> [Aim]
From the entries that follow, extract each line holding the string "обѣщанный".

> [Data in this exercise]
• • • • • • •
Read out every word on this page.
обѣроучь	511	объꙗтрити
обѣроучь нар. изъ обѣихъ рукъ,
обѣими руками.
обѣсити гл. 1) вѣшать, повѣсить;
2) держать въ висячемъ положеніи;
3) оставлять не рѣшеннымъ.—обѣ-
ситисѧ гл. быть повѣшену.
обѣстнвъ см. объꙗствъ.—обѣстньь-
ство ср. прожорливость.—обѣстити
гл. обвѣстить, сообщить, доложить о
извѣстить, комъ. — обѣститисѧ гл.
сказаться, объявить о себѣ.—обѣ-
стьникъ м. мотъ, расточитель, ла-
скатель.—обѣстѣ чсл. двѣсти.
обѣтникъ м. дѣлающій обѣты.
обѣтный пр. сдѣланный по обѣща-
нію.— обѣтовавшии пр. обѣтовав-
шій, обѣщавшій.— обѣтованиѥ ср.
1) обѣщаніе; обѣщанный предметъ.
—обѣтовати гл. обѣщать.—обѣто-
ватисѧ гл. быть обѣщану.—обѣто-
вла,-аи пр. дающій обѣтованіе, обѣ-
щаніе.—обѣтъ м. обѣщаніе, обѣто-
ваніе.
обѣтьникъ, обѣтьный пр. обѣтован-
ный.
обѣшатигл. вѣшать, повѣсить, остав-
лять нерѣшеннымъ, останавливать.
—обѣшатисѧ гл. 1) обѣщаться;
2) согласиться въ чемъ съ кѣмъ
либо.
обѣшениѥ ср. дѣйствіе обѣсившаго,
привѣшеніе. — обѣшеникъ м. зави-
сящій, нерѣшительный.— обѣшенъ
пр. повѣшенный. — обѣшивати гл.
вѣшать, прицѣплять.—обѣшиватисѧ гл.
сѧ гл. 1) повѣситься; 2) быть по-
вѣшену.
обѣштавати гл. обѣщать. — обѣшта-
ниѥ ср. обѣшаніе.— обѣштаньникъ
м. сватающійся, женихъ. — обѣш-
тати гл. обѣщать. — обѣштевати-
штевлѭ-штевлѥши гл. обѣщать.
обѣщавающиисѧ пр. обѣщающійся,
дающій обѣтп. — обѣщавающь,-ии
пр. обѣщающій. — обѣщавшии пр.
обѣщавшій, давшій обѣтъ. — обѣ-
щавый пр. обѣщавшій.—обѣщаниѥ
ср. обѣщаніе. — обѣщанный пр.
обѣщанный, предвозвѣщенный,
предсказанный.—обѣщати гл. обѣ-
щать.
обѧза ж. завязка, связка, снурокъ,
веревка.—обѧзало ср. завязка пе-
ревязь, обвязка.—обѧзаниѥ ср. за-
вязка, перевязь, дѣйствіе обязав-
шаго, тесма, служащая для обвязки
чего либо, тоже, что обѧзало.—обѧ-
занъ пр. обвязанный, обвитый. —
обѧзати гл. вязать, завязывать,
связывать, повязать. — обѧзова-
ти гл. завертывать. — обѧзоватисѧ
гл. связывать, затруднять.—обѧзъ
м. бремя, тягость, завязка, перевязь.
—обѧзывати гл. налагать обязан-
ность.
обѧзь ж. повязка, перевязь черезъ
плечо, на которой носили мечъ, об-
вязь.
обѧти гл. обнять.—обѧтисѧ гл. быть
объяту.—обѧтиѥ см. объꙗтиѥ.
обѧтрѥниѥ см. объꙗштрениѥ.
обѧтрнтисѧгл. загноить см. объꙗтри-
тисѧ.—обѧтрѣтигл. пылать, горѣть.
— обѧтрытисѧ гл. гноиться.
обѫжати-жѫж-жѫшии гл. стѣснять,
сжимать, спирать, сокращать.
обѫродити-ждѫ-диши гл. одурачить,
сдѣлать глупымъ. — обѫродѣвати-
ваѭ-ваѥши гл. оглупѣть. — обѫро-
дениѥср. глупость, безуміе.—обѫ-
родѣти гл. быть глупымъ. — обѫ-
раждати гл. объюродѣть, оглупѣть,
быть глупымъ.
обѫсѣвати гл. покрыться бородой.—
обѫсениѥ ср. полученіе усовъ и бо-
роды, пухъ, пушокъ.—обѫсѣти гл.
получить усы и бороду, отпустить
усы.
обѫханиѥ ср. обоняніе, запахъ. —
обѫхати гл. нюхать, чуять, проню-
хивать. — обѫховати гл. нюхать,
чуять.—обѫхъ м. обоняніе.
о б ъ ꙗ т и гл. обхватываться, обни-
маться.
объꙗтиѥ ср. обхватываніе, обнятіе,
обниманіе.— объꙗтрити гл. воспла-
• • • • • • •
> [The answer]
1) обѣщаніе; обѣщанный предметъ.
ср. обѣщаніе. — обѣщанный пр.
обѣщанный, предвозвѣщенный,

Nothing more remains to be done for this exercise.